#### GOAL
Go through the data below line by line and count those containing the word "title". Reply with the count only.
━━━ DATA SUPPLIED ━━━
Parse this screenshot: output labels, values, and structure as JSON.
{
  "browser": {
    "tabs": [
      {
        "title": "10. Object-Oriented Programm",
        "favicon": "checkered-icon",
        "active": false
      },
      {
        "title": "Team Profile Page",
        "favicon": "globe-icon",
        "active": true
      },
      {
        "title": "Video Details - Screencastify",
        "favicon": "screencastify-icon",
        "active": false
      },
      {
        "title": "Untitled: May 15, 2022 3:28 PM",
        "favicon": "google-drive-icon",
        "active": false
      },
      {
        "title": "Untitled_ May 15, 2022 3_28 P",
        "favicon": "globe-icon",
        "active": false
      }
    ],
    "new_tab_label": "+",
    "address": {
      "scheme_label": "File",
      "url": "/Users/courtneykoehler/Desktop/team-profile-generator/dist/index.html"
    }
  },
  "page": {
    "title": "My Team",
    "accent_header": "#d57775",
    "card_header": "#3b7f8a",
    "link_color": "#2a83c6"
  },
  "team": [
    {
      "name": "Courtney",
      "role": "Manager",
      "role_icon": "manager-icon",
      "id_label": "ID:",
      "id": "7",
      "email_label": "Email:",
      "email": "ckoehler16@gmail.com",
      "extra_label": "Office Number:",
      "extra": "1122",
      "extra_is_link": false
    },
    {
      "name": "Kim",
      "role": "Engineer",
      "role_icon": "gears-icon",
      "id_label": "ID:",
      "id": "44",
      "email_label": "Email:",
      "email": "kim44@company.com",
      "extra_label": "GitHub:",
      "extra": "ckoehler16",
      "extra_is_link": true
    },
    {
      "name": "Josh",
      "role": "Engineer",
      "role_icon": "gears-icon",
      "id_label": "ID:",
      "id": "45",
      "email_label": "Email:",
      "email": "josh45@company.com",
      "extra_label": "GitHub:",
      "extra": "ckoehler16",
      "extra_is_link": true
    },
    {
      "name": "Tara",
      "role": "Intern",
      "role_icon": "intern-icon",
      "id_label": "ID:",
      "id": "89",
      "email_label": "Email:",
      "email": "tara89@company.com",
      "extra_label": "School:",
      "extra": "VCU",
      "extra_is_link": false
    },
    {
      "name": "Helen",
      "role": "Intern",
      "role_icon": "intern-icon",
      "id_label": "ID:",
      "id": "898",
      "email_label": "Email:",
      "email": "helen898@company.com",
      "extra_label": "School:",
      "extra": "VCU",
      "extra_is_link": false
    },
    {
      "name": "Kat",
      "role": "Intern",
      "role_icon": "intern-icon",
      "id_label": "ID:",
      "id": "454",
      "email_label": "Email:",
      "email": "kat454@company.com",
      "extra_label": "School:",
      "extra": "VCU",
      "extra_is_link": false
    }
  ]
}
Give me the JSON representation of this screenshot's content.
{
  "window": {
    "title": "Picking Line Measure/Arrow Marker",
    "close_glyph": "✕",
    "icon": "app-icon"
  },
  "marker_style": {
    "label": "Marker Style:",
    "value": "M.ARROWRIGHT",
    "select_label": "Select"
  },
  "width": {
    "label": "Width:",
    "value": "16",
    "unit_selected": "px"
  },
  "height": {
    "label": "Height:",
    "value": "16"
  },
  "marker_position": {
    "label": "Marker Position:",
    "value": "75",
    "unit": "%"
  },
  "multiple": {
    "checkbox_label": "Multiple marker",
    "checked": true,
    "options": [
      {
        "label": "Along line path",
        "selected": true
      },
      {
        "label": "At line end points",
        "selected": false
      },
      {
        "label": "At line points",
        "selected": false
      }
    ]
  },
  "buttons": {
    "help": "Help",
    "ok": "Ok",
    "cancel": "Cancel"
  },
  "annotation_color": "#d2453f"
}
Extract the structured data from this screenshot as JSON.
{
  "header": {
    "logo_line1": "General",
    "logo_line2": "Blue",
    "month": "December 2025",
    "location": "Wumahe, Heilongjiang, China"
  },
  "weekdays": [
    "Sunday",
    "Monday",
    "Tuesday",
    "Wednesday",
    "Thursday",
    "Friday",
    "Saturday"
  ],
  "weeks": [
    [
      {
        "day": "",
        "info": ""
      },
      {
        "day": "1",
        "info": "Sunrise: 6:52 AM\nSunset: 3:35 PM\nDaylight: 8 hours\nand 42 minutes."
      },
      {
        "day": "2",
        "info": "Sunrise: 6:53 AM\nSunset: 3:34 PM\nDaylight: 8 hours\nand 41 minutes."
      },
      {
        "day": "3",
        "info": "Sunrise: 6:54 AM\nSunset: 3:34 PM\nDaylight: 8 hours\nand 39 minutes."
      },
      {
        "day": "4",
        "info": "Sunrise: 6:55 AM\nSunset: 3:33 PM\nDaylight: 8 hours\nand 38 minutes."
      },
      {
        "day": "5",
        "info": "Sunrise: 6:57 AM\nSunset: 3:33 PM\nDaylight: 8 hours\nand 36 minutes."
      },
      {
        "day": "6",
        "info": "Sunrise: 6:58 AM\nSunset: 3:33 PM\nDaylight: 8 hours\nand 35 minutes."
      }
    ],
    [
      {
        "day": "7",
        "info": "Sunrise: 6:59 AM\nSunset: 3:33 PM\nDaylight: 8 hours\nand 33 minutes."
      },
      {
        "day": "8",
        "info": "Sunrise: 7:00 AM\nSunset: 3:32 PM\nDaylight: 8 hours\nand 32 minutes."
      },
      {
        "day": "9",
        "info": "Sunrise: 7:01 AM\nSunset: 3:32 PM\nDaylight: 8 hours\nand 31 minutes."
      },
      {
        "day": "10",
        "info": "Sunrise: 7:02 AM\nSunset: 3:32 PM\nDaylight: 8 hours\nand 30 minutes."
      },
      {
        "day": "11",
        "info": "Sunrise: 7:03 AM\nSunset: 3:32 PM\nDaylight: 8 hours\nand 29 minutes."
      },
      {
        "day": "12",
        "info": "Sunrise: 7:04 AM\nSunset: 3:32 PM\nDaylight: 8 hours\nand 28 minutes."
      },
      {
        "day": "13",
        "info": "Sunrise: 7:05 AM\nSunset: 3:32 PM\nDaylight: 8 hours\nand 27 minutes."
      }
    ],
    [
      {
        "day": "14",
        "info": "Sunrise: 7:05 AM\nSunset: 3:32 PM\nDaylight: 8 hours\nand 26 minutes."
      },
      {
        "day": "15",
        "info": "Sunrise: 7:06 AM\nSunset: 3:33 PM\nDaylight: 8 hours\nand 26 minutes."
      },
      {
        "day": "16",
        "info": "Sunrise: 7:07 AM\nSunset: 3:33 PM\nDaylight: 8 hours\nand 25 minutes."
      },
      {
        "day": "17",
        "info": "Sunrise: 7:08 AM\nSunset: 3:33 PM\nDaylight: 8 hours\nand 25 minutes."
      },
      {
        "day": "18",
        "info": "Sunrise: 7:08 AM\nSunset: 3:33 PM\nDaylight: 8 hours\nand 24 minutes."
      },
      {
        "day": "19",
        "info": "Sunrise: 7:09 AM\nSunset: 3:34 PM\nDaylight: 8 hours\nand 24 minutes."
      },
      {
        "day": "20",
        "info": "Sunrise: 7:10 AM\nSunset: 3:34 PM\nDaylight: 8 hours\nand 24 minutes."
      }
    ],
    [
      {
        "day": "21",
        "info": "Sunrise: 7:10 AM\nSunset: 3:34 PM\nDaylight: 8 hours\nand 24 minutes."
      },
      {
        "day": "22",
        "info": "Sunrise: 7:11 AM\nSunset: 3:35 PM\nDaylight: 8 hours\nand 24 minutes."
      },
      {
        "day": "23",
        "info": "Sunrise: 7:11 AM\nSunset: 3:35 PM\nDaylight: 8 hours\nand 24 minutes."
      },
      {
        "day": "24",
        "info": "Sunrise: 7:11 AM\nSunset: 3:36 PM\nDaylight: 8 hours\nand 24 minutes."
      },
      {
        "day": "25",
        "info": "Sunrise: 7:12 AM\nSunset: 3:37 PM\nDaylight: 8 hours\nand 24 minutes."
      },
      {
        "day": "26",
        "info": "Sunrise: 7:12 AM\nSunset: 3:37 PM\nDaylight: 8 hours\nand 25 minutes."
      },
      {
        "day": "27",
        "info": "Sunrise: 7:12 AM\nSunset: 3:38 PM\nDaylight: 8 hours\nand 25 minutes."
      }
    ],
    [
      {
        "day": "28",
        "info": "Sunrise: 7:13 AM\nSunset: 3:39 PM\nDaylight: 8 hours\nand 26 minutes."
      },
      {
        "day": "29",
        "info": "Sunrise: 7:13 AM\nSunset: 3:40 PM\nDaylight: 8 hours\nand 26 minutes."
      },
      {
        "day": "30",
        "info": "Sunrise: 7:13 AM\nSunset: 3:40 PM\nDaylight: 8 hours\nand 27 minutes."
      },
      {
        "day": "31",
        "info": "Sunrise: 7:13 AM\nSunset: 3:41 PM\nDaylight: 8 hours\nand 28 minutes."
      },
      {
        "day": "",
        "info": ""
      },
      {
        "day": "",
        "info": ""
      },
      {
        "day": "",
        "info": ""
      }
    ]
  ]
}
━━━
#### SOLUTION FOR THIS PROBLEM
7